--- Records to use ---

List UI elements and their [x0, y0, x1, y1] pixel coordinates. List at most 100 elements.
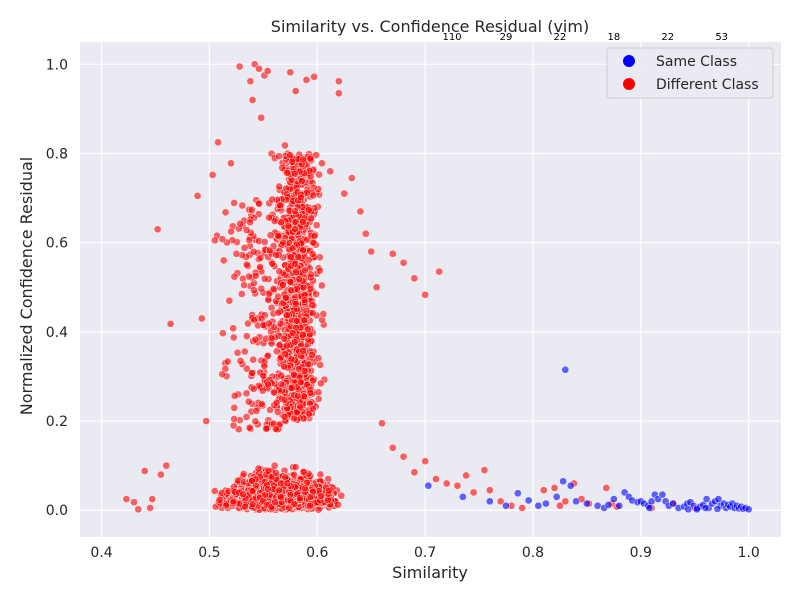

---
--- Records to use ---

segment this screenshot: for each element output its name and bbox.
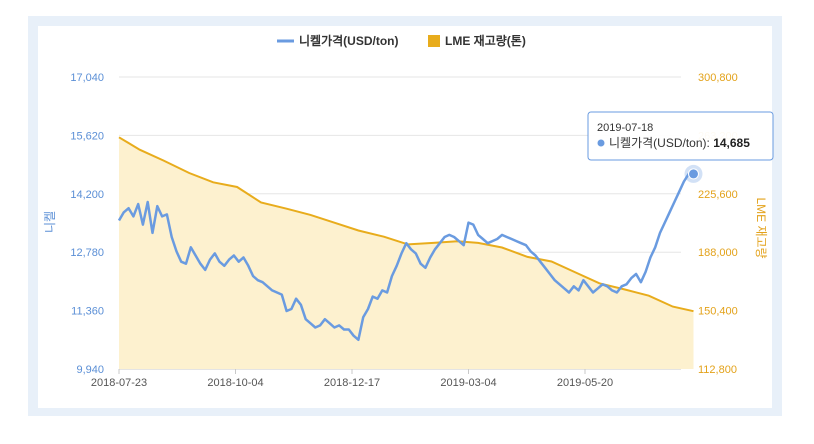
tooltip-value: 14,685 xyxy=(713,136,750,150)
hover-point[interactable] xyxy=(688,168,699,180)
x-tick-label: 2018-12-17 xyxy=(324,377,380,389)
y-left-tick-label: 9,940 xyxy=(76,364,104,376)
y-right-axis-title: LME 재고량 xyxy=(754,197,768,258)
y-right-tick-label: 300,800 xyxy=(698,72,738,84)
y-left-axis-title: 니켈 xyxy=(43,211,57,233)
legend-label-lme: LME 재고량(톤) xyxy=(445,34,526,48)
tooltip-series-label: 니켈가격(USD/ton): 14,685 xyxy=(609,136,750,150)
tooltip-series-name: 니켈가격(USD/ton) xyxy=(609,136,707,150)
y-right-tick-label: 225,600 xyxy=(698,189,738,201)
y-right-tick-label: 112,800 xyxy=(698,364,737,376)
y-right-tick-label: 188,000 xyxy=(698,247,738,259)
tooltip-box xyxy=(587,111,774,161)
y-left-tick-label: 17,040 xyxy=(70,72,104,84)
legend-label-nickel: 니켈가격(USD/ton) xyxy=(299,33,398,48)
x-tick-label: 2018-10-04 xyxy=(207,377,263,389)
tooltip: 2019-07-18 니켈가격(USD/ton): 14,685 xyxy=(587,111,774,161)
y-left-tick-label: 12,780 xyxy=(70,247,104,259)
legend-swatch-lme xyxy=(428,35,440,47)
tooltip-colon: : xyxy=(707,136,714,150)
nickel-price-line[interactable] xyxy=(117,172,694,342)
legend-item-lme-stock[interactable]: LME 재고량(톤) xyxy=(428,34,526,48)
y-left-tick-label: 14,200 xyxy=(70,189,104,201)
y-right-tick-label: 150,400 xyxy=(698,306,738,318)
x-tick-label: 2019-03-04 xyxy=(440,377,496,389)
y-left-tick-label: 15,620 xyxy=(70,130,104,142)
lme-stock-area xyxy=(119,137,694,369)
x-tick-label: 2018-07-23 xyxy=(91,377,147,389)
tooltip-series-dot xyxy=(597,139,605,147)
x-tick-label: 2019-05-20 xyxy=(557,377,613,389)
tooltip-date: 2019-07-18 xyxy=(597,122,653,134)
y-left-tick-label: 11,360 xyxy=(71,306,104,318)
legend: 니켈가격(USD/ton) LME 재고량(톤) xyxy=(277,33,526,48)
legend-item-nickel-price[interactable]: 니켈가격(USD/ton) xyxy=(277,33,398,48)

---
--- Records to use ---

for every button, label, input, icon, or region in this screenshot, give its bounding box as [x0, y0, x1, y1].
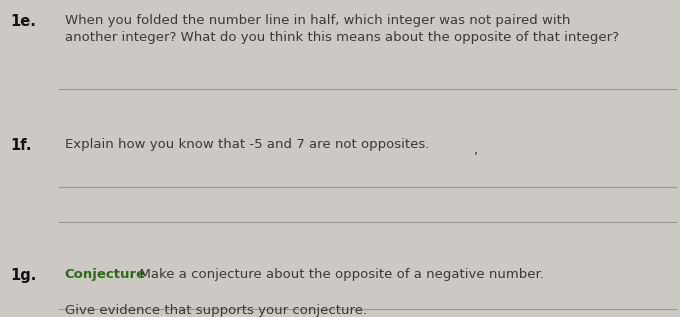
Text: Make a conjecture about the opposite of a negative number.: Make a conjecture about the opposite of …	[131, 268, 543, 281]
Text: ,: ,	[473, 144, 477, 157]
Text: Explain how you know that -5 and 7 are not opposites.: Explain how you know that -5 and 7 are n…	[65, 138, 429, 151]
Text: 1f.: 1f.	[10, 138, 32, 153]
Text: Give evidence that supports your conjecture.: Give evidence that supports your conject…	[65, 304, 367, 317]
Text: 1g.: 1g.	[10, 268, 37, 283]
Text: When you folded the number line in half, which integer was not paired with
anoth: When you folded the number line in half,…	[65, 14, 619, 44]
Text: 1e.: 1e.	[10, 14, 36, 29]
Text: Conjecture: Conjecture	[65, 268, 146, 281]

---

*Challenge*. Can you transcribe, word for word, the lines from the line containing "segment this screenshot: for" to the line containing "y-left-tick-label: 9,940 xyxy=(76,364,104,376)", both included, leaving any pictures out of your answer?

*Answer to this task*.
segment this screenshot: for each element output its name and bbox.
tooltip-value: 14,685 xyxy=(713,136,750,150)
hover-point[interactable] xyxy=(688,168,699,180)
x-tick-label: 2018-12-17 xyxy=(324,377,380,389)
y-left-tick-label: 9,940 xyxy=(76,364,104,376)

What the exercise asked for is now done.